Available data |
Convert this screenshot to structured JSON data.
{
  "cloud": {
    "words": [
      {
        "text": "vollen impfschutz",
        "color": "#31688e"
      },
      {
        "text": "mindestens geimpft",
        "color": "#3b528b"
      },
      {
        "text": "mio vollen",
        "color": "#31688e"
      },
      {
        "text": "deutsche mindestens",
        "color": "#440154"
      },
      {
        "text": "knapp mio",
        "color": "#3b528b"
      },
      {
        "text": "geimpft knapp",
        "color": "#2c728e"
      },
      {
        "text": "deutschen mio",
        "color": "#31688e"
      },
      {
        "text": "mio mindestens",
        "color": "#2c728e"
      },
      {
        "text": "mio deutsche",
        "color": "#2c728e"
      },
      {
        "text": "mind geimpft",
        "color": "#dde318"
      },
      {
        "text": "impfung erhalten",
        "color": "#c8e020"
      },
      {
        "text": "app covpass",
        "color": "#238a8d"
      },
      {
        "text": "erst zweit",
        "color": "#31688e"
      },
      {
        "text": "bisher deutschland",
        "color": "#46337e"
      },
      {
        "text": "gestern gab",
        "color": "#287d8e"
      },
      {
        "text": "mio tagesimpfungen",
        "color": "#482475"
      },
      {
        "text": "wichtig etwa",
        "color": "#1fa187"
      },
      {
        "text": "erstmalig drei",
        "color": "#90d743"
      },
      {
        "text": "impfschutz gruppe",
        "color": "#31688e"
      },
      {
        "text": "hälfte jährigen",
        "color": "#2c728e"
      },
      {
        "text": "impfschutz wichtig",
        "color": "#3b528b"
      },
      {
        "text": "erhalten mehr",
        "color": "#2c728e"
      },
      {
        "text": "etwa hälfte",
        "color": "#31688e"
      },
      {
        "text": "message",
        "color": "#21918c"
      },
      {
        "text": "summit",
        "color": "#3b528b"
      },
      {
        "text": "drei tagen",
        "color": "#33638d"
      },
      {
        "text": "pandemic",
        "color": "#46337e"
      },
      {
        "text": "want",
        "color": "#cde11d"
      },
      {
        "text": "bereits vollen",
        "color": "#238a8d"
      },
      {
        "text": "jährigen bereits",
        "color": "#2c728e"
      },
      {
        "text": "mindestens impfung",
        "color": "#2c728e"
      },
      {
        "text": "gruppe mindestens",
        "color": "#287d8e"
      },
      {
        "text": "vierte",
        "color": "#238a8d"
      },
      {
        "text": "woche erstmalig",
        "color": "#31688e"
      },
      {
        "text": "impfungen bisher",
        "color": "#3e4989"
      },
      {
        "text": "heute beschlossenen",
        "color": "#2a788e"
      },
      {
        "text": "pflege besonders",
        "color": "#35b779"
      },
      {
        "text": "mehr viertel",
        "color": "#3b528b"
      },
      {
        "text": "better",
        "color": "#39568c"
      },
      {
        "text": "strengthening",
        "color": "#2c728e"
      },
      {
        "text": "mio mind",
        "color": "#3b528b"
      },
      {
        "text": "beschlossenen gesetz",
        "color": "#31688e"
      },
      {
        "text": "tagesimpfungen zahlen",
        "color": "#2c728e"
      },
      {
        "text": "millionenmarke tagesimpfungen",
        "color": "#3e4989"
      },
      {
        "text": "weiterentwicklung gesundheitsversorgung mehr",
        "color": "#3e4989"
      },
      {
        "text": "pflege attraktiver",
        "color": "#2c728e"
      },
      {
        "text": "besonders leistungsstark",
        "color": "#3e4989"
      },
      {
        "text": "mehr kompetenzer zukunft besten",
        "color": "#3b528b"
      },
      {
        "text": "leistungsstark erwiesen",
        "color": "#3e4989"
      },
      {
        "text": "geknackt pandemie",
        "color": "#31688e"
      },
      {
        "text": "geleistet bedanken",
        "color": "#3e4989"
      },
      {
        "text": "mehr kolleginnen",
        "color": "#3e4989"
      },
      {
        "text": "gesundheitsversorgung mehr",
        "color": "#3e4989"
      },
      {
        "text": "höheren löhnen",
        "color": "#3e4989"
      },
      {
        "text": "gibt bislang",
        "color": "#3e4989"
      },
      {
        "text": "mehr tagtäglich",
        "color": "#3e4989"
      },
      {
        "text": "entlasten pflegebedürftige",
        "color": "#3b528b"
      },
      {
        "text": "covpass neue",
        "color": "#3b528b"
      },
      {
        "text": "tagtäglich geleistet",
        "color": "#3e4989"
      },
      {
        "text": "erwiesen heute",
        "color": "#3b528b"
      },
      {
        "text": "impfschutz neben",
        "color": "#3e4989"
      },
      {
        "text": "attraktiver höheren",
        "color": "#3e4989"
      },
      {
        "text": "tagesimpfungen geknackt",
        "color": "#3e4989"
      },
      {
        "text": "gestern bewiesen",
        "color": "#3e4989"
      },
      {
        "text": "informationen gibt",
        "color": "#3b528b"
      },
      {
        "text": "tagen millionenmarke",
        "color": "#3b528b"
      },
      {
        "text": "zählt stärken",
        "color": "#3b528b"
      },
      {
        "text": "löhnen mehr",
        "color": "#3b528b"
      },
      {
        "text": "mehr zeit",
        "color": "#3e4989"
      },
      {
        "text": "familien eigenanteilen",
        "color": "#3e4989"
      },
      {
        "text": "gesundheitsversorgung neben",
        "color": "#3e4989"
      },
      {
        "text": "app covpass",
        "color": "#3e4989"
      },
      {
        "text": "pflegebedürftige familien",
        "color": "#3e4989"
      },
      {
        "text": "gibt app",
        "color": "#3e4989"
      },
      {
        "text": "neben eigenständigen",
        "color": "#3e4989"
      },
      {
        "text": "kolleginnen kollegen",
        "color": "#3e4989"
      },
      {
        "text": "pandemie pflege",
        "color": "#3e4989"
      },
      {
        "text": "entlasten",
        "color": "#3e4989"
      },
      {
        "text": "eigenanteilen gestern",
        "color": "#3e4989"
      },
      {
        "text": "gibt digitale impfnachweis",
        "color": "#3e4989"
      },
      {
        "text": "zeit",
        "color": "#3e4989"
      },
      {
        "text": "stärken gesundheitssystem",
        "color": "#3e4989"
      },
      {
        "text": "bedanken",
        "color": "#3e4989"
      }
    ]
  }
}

Problem statement |
Find how many lines of the entries contain "familien". Respond with the number only.

Output for this exercise |
2